Task statement: Copy out every line in which the string "with" occurs.

^^^^^^^^^^^^^^^^

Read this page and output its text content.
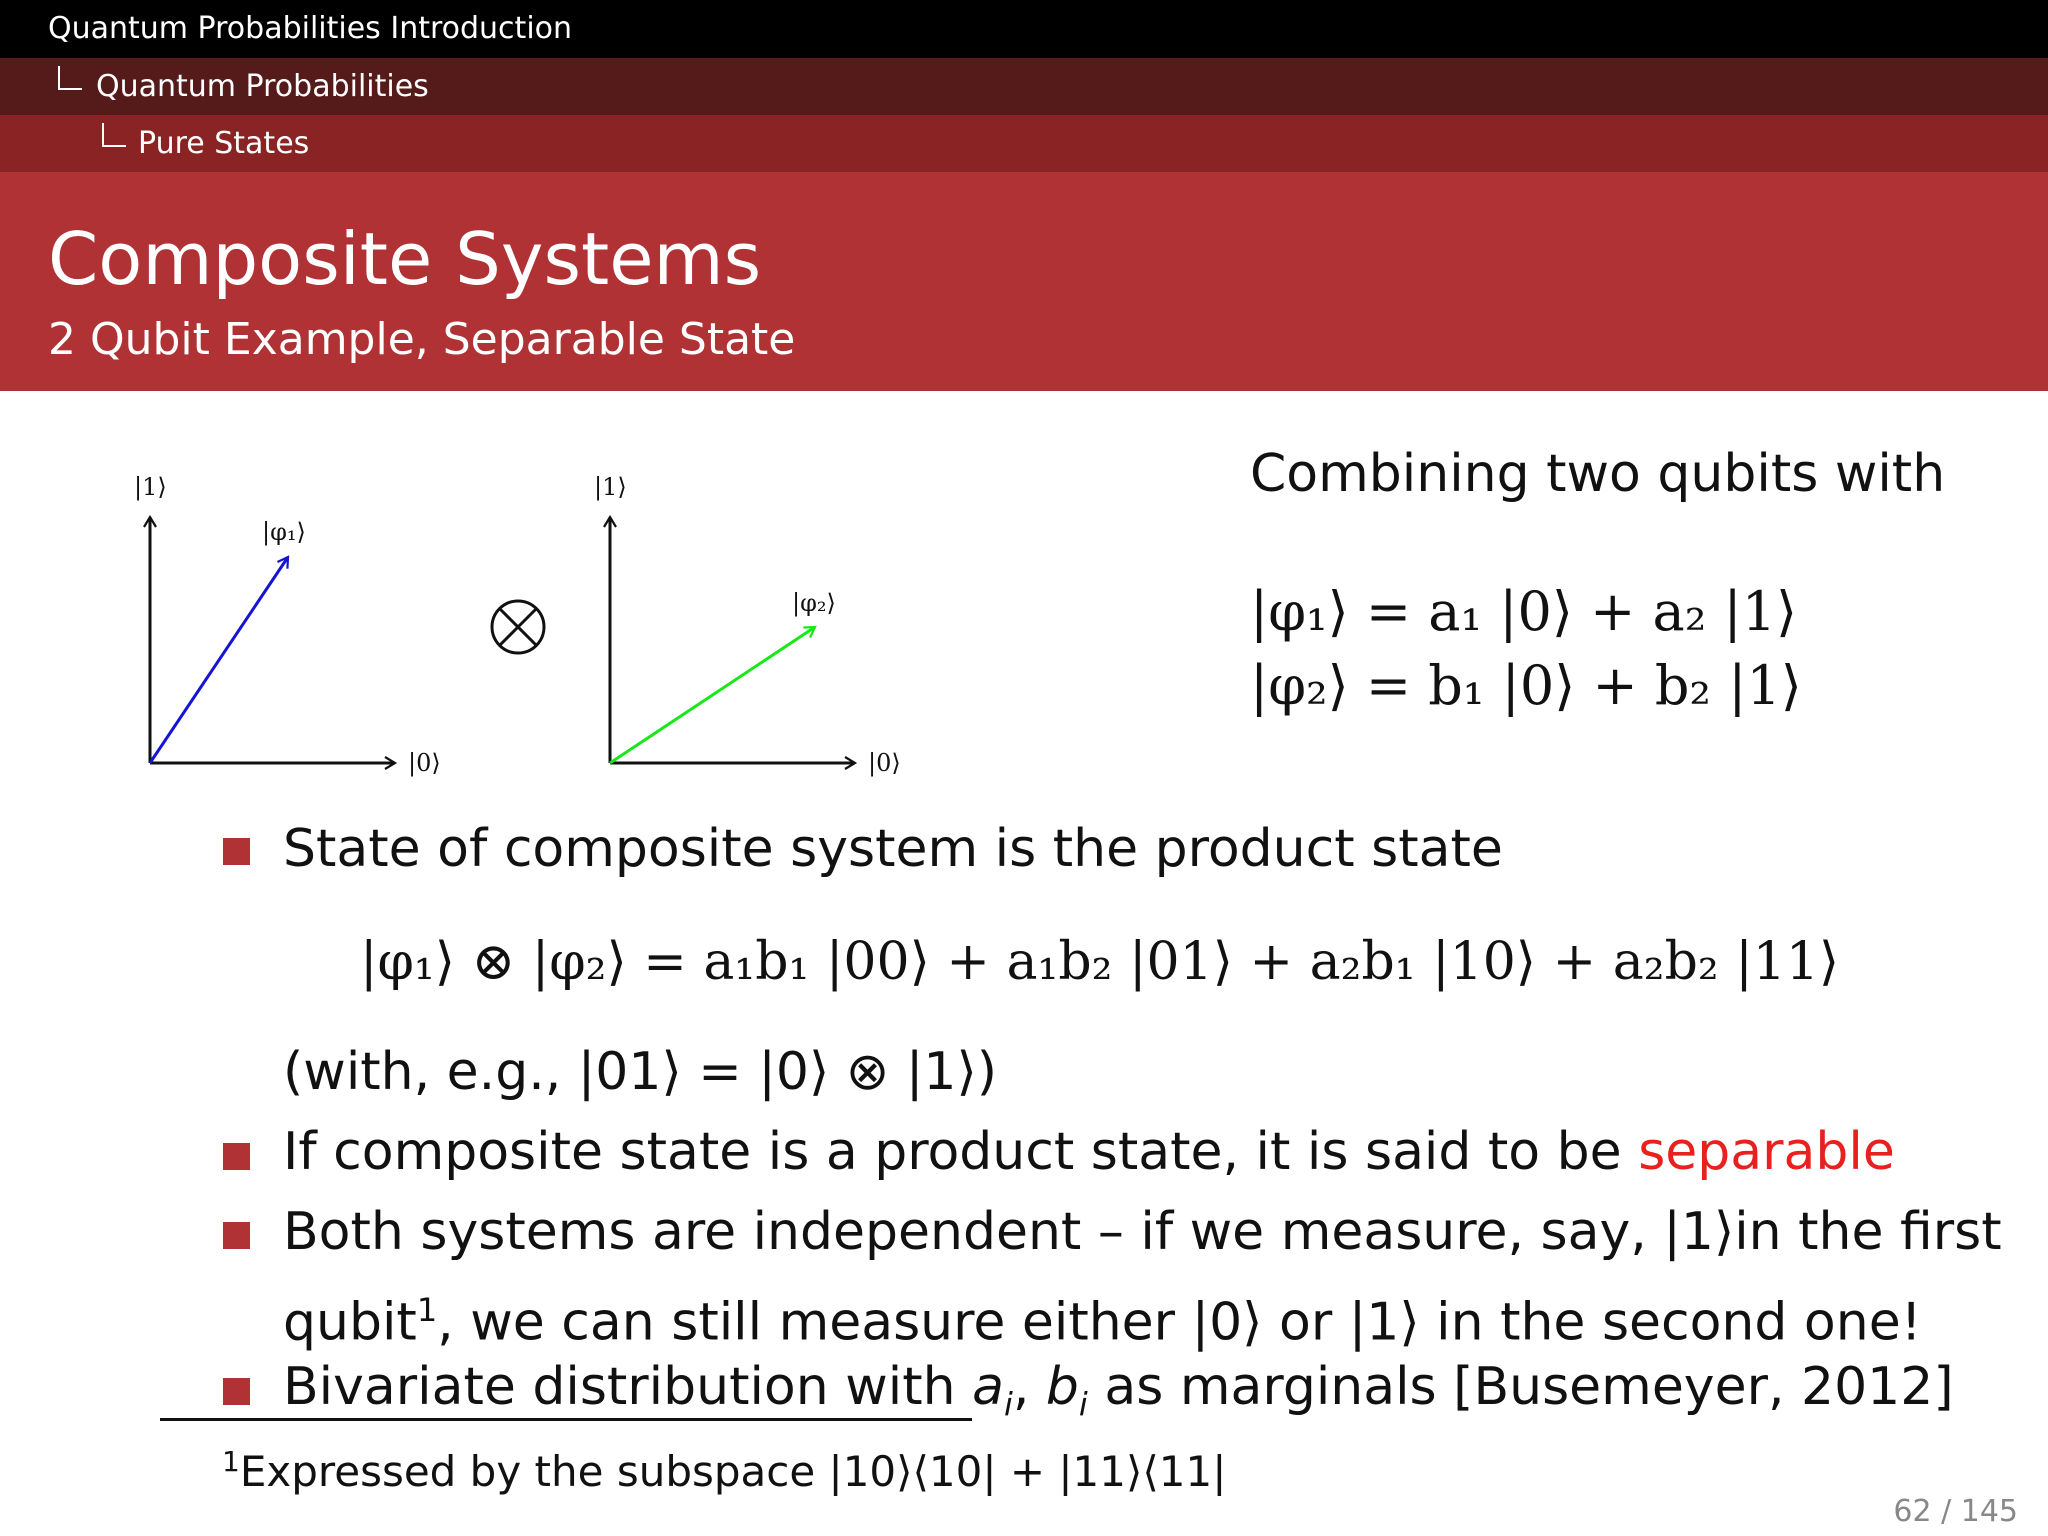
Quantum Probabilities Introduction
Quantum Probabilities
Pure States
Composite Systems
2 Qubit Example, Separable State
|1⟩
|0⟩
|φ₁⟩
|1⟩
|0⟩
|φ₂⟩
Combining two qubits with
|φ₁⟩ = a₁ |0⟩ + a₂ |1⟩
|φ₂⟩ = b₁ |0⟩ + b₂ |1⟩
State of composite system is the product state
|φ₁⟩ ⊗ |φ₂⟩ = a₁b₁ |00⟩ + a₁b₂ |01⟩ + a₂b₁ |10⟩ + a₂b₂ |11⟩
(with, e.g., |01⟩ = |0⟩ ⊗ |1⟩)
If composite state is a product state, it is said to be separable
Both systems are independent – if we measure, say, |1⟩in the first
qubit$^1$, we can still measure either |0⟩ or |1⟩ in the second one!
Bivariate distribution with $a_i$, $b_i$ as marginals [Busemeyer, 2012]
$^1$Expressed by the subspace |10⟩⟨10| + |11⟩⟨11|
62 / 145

^^^^^^^^^^^^^^^^

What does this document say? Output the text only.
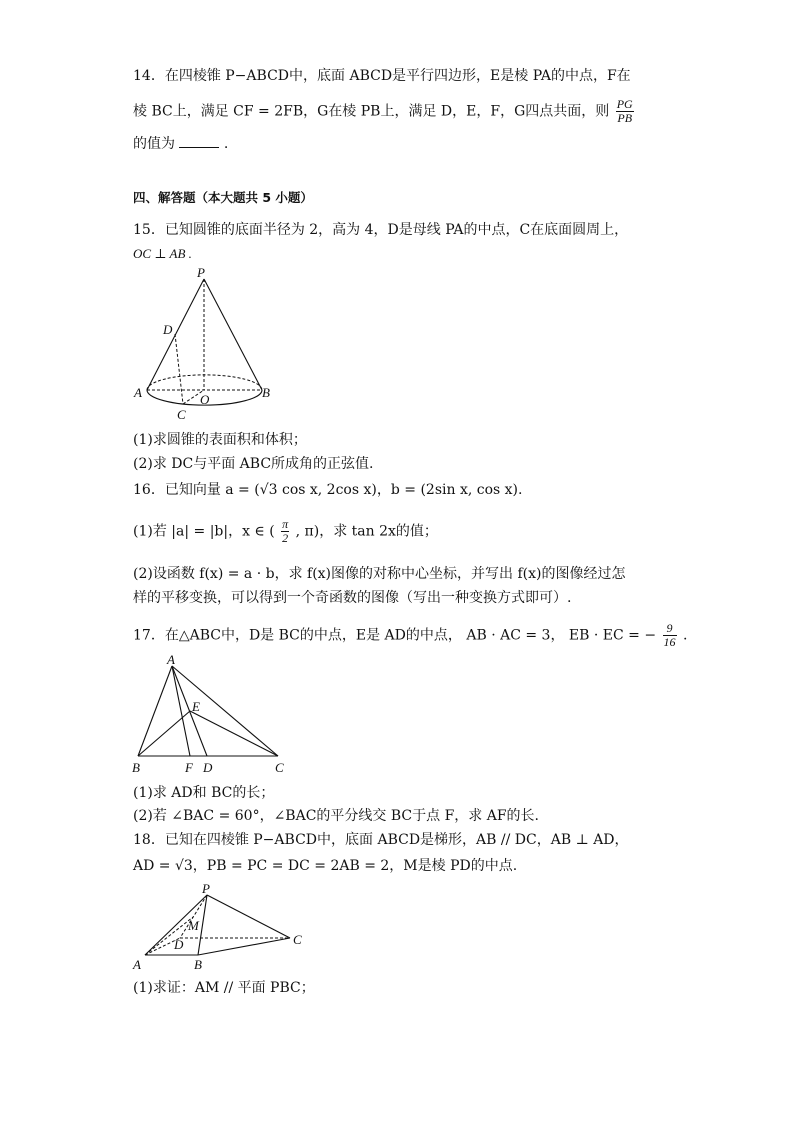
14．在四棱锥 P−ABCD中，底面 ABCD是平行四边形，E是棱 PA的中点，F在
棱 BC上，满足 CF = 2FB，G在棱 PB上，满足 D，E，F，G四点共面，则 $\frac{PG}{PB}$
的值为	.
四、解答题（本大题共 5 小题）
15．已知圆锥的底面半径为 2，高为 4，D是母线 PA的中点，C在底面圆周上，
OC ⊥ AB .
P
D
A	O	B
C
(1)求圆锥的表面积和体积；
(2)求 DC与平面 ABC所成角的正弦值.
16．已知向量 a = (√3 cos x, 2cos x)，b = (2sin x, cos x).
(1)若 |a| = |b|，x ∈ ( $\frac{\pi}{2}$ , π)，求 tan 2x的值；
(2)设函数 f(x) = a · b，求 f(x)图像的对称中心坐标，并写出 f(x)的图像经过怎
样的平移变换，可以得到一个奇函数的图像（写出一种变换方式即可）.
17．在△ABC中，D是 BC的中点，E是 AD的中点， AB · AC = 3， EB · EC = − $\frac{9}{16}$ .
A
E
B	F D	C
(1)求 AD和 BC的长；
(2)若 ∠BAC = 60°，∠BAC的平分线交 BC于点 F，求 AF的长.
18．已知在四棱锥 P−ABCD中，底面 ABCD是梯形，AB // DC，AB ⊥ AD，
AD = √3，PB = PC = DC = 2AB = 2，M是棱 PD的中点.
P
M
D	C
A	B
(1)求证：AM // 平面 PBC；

^^^^^^^^^^^^^^^^

Solution to this problem:
Combining two qubits with
(with, e.g., |01⟩ = |0⟩ ⊗ |1⟩)
Bivariate distribution with $a_i$, $b_i$ as marginals [Busemeyer, 2012]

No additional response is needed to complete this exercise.